■ Exercise input

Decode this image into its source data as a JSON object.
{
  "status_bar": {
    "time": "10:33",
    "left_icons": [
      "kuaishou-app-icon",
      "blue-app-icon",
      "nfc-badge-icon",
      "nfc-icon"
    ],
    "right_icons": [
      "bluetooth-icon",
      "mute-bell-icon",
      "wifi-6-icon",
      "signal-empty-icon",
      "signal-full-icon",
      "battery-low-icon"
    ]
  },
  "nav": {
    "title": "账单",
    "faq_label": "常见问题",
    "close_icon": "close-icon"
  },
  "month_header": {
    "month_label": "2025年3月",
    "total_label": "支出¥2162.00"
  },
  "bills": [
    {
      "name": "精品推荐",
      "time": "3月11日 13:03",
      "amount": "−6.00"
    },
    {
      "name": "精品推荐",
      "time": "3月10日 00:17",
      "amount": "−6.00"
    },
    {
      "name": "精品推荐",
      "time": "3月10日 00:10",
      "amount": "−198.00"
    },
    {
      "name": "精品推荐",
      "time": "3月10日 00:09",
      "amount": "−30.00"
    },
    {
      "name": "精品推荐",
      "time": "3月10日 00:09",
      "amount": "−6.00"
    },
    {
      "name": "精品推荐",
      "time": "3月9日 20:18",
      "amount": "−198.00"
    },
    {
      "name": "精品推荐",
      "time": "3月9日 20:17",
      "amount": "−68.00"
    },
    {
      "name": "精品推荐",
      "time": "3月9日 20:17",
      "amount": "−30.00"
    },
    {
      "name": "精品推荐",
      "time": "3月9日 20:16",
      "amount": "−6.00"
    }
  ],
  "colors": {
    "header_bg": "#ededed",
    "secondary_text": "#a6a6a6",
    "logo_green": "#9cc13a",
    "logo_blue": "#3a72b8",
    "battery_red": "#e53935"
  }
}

■ What you need to do
Transcribe the records above exactly as they appear.

■ Response
Decode this image into its source data as a JSON object.
{
  "status_bar": {
    "time": "10:33",
    "left_icons": [
      "kuaishou-app-icon",
      "blue-app-icon",
      "nfc-badge-icon",
      "nfc-icon"
    ],
    "right_icons": [
      "bluetooth-icon",
      "mute-bell-icon",
      "wifi-6-icon",
      "signal-empty-icon",
      "signal-full-icon",
      "battery-low-icon"
    ]
  },
  "nav": {
    "title": "账单",
    "faq_label": "常见问题",
    "close_icon": "close-icon"
  },
  "month_header": {
    "month_label": "2025年3月",
    "total_label": "支出¥2162.00"
  },
  "bills": [
    {
      "name": "精品推荐",
      "time": "3月11日 13:03",
      "amount": "−6.00"
    },
    {
      "name": "精品推荐",
      "time": "3月10日 00:17",
      "amount": "−6.00"
    },
    {
      "name": "精品推荐",
      "time": "3月10日 00:10",
      "amount": "−198.00"
    },
    {
      "name": "精品推荐",
      "time": "3月10日 00:09",
      "amount": "−30.00"
    },
    {
      "name": "精品推荐",
      "time": "3月10日 00:09",
      "amount": "−6.00"
    },
    {
      "name": "精品推荐",
      "time": "3月9日 20:18",
      "amount": "−198.00"
    },
    {
      "name": "精品推荐",
      "time": "3月9日 20:17",
      "amount": "−68.00"
    },
    {
      "name": "精品推荐",
      "time": "3月9日 20:17",
      "amount": "−30.00"
    },
    {
      "name": "精品推荐",
      "time": "3月9日 20:16",
      "amount": "−6.00"
    }
  ],
  "colors": {
    "header_bg": "#ededed",
    "secondary_text": "#a6a6a6",
    "logo_green": "#9cc13a",
    "logo_blue": "#3a72b8",
    "battery_red": "#e53935"
  }
}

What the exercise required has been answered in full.